┌────────

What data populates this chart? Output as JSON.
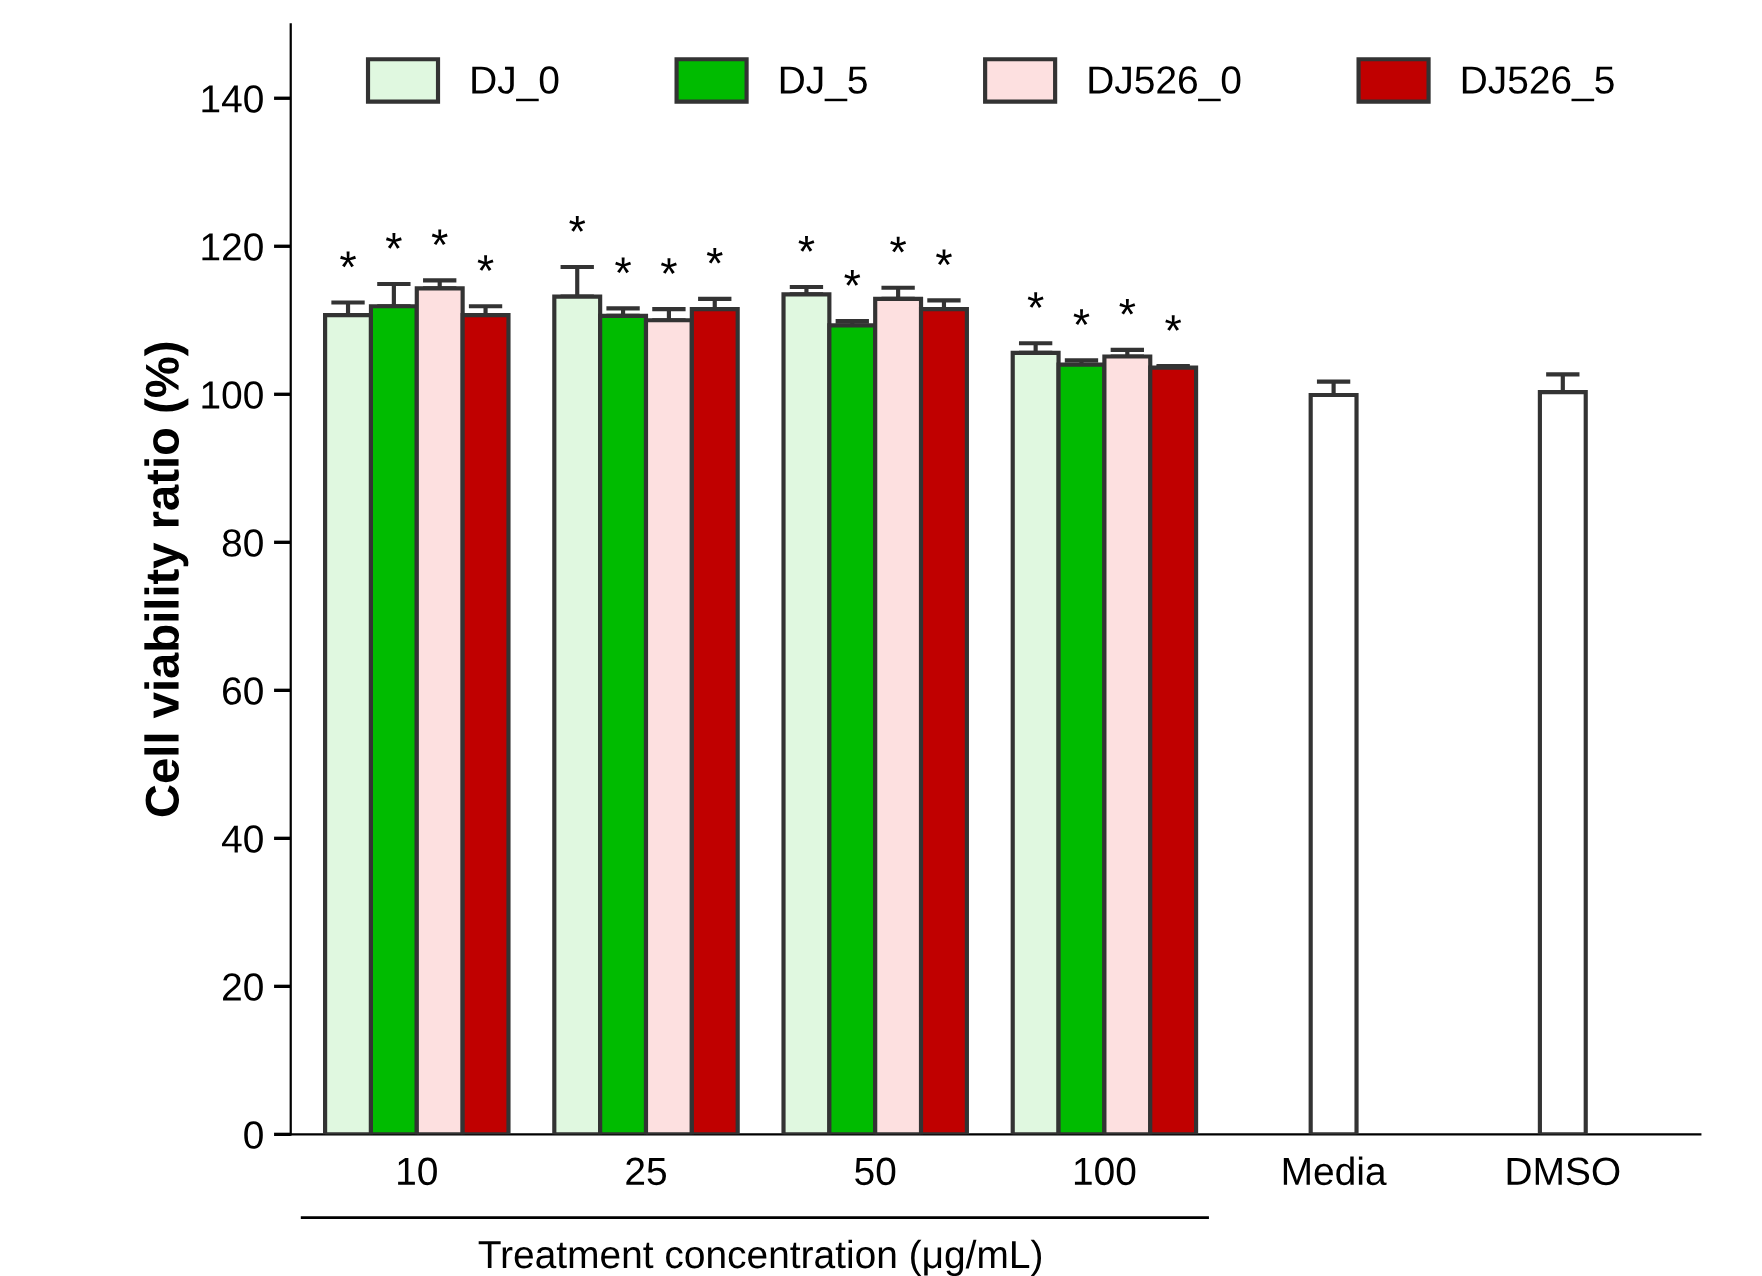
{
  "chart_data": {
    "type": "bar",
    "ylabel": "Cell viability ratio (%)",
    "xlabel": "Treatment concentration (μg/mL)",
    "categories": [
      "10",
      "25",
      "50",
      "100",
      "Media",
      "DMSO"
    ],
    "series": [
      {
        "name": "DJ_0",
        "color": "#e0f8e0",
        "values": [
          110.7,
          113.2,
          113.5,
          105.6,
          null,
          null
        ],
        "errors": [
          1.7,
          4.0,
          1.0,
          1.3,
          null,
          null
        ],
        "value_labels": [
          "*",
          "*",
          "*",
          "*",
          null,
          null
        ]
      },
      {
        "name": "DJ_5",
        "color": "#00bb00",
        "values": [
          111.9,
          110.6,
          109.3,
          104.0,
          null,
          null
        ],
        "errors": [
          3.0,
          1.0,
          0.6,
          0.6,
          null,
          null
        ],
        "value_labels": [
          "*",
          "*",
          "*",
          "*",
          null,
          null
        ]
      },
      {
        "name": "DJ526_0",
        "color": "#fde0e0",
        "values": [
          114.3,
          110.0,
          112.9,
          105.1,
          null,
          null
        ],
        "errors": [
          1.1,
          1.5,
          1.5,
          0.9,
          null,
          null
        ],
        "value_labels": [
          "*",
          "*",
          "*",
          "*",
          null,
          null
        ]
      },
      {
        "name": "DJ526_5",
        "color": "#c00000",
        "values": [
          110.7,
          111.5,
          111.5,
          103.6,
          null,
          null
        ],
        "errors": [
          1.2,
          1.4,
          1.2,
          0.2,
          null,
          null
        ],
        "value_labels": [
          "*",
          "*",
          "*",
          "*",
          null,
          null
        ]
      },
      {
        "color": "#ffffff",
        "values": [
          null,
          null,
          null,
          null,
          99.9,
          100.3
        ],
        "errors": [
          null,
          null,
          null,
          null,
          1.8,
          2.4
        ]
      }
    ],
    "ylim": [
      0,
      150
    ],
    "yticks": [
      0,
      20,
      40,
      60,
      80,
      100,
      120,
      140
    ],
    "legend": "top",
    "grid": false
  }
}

└────────
┌────────

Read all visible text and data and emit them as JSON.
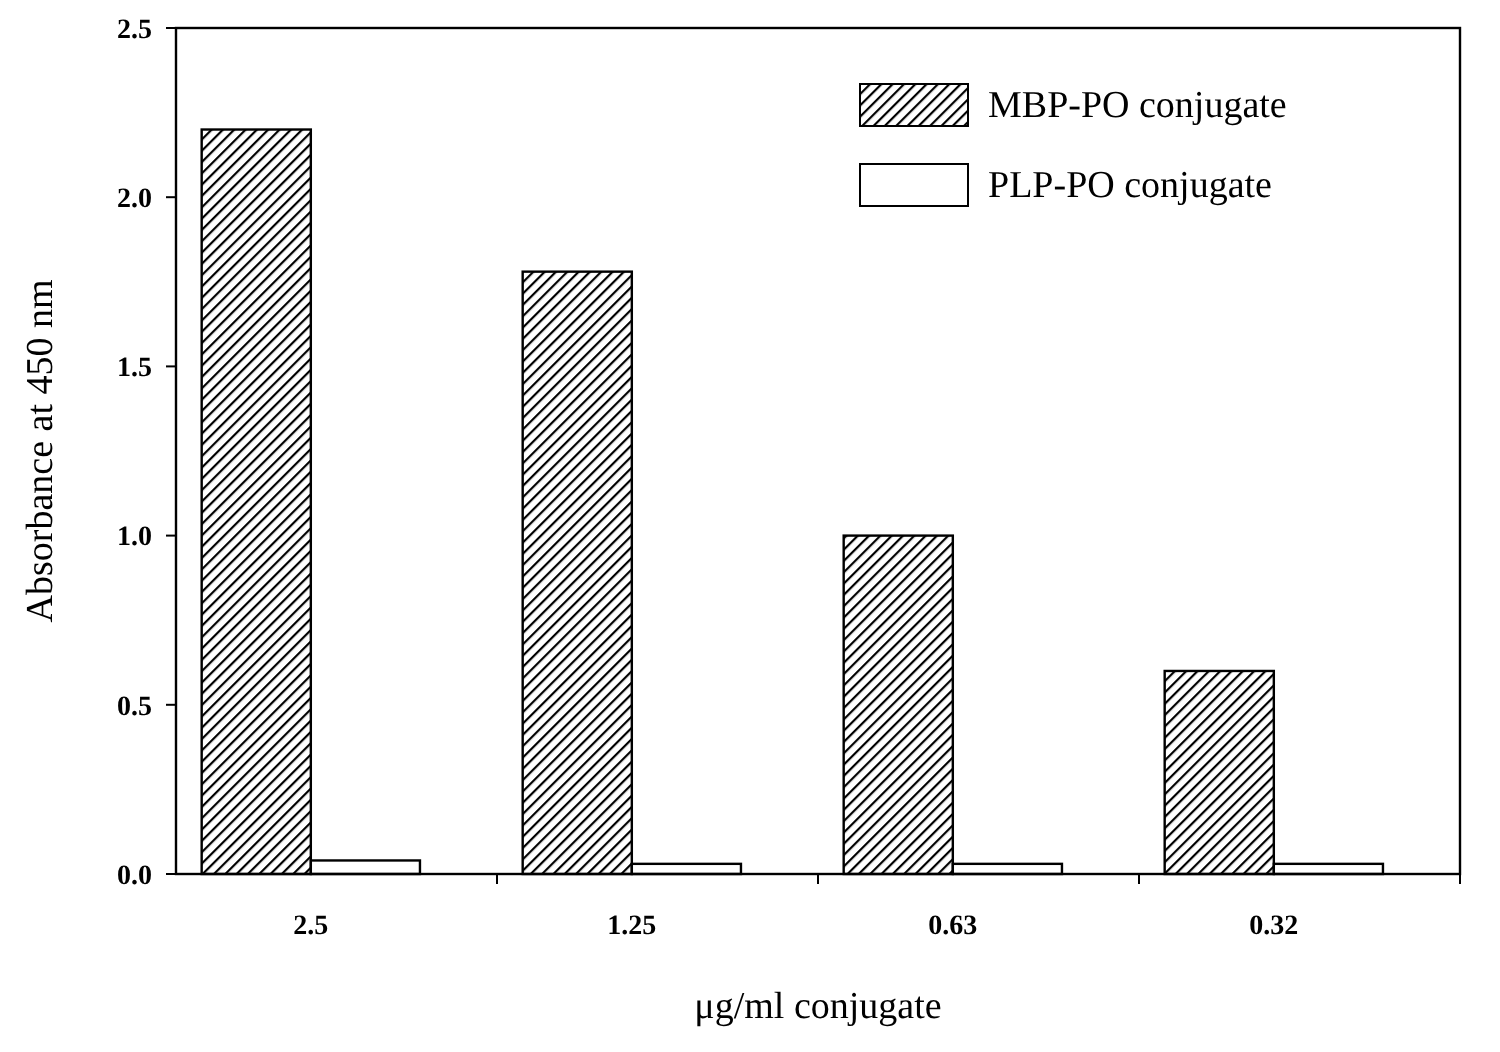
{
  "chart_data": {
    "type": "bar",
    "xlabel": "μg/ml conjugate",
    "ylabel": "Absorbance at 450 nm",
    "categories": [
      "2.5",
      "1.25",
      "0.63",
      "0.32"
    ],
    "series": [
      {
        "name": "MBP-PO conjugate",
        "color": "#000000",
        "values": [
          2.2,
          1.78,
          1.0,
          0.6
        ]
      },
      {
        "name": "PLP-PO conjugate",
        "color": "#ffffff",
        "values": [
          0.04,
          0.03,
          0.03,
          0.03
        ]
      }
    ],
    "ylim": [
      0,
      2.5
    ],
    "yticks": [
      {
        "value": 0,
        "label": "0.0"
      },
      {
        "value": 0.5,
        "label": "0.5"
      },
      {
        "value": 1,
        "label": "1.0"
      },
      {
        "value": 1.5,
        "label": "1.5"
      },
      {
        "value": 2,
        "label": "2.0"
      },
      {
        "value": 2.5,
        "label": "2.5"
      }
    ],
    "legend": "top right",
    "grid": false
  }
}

└────────

* **Your task**
Using the records above, copy every line that has the word "color" in it.

* **Reply to the exercise**
        "color": "#e0f8e0",
        "color": "#00bb00",
        "color": "#fde0e0",
        "color": "#c00000",
        "color": "#ffffff",
        "color": "#000000",
        "color": "#ffffff",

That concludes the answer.